:: Dataset excerpts ::

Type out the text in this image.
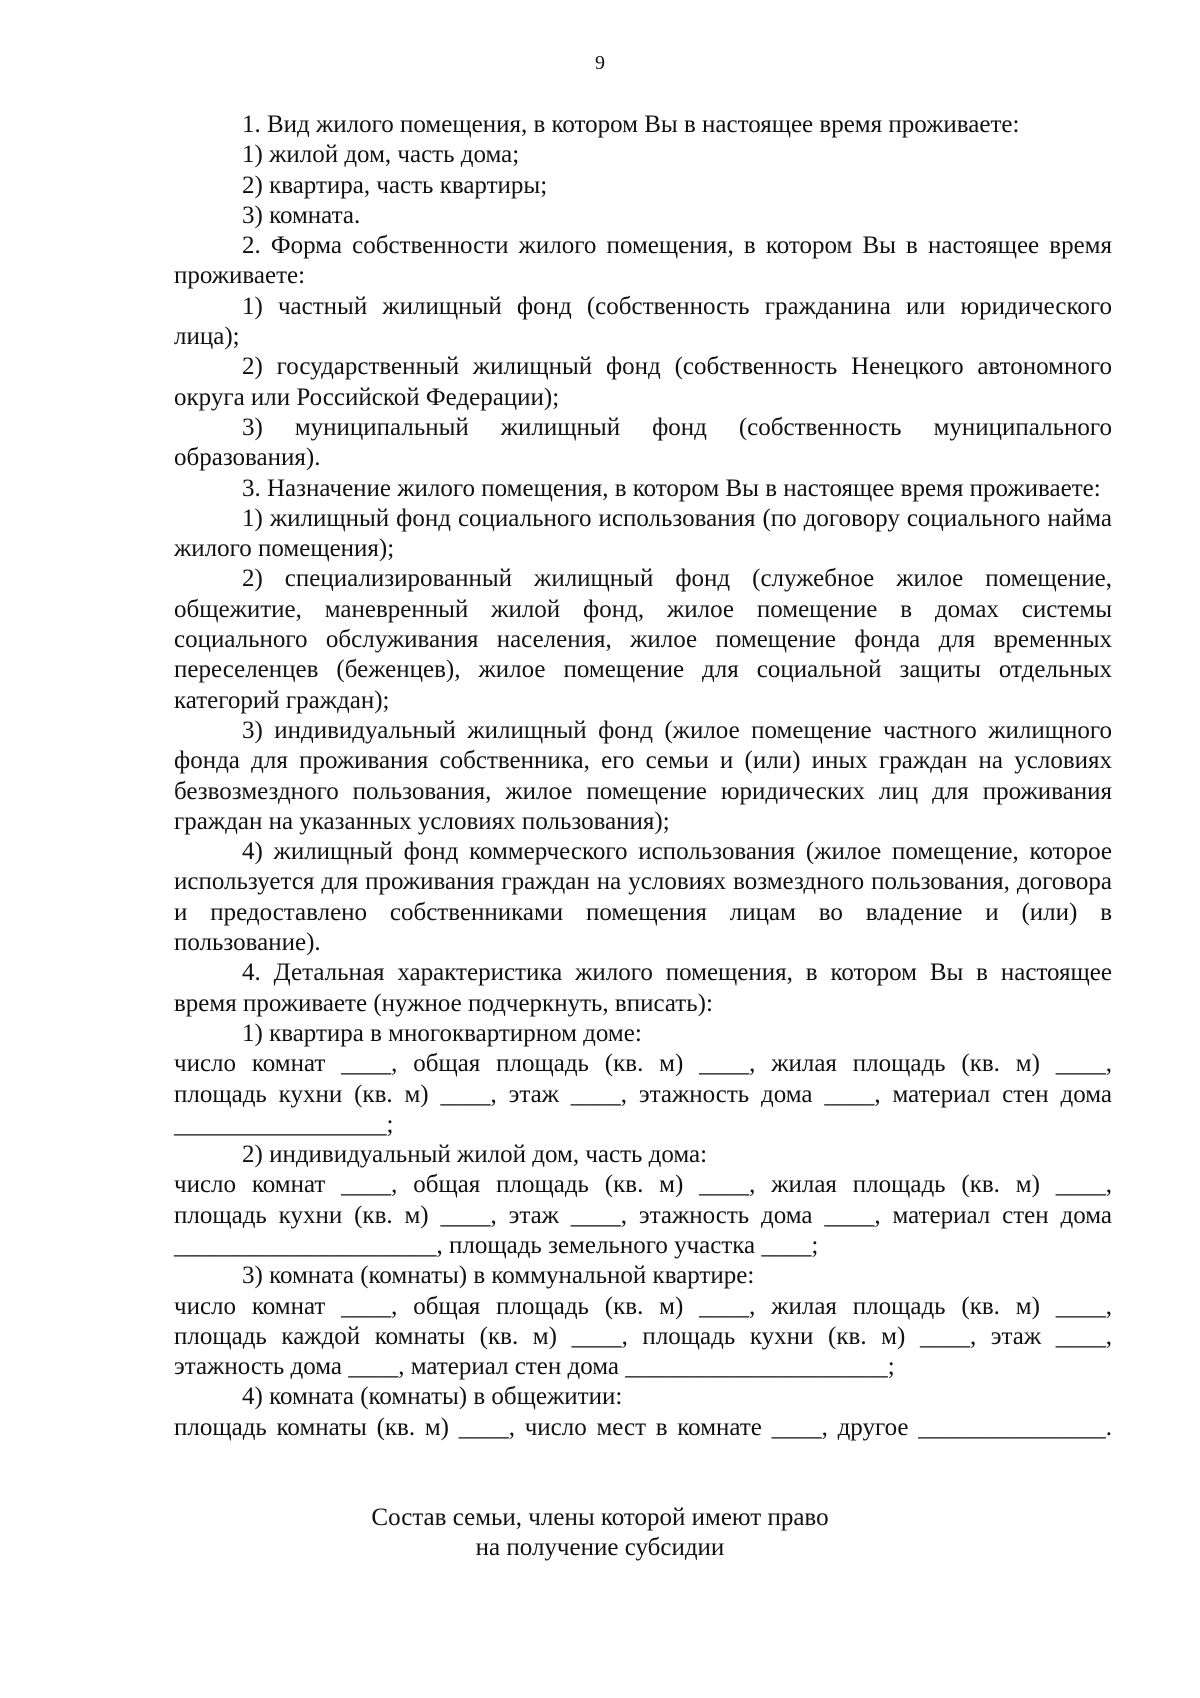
9

1. Вид жилого помещения, в котором Вы в настоящее время проживаете:

1) жилой дом, часть дома;

2) квартира, часть квартиры;

3) комната.

2. Форма собственности жилого помещения, в котором Вы в настоящее время проживаете:

1) частный жилищный фонд (собственность гражданина или юридического лица);

2) государственный жилищный фонд (собственность Ненецкого автономного округа или Российской Федерации);

3) муниципальный жилищный фонд (собственность муниципального образования).

3. Назначение жилого помещения, в котором Вы в настоящее время проживаете:

1) жилищный фонд социального использования (по договору социального найма жилого помещения);

2) специализированный жилищный фонд (служебное жилое помещение, общежитие, маневренный жилой фонд, жилое помещение в домах системы социального обслуживания населения, жилое помещение фонда для временных переселенцев (беженцев), жилое помещение для социальной защиты отдельных категорий граждан);

3) индивидуальный жилищный фонд (жилое помещение частного жилищного фонда для проживания собственника, его семьи и (или) иных граждан на условиях безвозмездного пользования, жилое помещение юридических лиц для проживания граждан на указанных условиях пользования);

4) жилищный фонд коммерческого использования (жилое помещение, которое используется для проживания граждан на условиях возмездного пользования, договора и предоставлено собственниками помещения лицам во владение и (или) в пользование).

4. Детальная характеристика жилого помещения, в котором Вы в настоящее время проживаете (нужное подчеркнуть, вписать):

1) квартира в многоквартирном доме:

число комнат ____, общая площадь (кв. м) ____, жилая площадь (кв. м) ____,

площадь кухни (кв. м) ____, этаж ____, этажность дома ____, материал стен дома

_________________;

2) индивидуальный жилой дом, часть дома:

число комнат ____, общая площадь (кв. м) ____, жилая площадь (кв. м) ____,

площадь кухни (кв. м) ____, этаж ____, этажность дома ____, материал стен дома

_____________________, площадь земельного участка ____;

3) комната (комнаты) в коммунальной квартире:

число комнат ____, общая площадь (кв. м) ____, жилая площадь (кв. м) ____,

площадь каждой комнаты (кв. м) ____, площадь кухни (кв. м) ____, этаж ____,

этажность дома ____, материал стен дома _____________________;

4) комната (комнаты) в общежитии:

площадь комнаты (кв. м) ____, число мест в комнате ____, другое _______________.

Состав семьи, члены которой имеют право

на получение субсидии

:::

#### What needs to be done
Reproduce the whole listing above word for word, but not its pictures.

#### Written solution
Type out the text in this image.
9

1. Вид жилого помещения, в котором Вы в настоящее время проживаете:

1) жилой дом, часть дома;

2) квартира, часть квартиры;

3) комната.

2. Форма собственности жилого помещения, в котором Вы в настоящее время проживаете:

1) частный жилищный фонд (собственность гражданина или юридического лица);

2) государственный жилищный фонд (собственность Ненецкого автономного округа или Российской Федерации);

3) муниципальный жилищный фонд (собственность муниципального образования).

3. Назначение жилого помещения, в котором Вы в настоящее время проживаете:

1) жилищный фонд социального использования (по договору социального найма жилого помещения);

2) специализированный жилищный фонд (служебное жилое помещение, общежитие, маневренный жилой фонд, жилое помещение в домах системы социального обслуживания населения, жилое помещение фонда для временных переселенцев (беженцев), жилое помещение для социальной защиты отдельных категорий граждан);

3) индивидуальный жилищный фонд (жилое помещение частного жилищного фонда для проживания собственника, его семьи и (или) иных граждан на условиях безвозмездного пользования, жилое помещение юридических лиц для проживания граждан на указанных условиях пользования);

4) жилищный фонд коммерческого использования (жилое помещение, которое используется для проживания граждан на условиях возмездного пользования, договора и предоставлено собственниками помещения лицам во владение и (или) в пользование).

4. Детальная характеристика жилого помещения, в котором Вы в настоящее время проживаете (нужное подчеркнуть, вписать):

1) квартира в многоквартирном доме:

число комнат ____, общая площадь (кв. м) ____, жилая площадь (кв. м) ____,

площадь кухни (кв. м) ____, этаж ____, этажность дома ____, материал стен дома

_________________;

2) индивидуальный жилой дом, часть дома:

число комнат ____, общая площадь (кв. м) ____, жилая площадь (кв. м) ____,

площадь кухни (кв. м) ____, этаж ____, этажность дома ____, материал стен дома

_____________________, площадь земельного участка ____;

3) комната (комнаты) в коммунальной квартире:

число комнат ____, общая площадь (кв. м) ____, жилая площадь (кв. м) ____,

площадь каждой комнаты (кв. м) ____, площадь кухни (кв. м) ____, этаж ____,

этажность дома ____, материал стен дома _____________________;

4) комната (комнаты) в общежитии:

площадь комнаты (кв. м) ____, число мест в комнате ____, другое _______________.

Состав семьи, члены которой имеют право

на получение субсидии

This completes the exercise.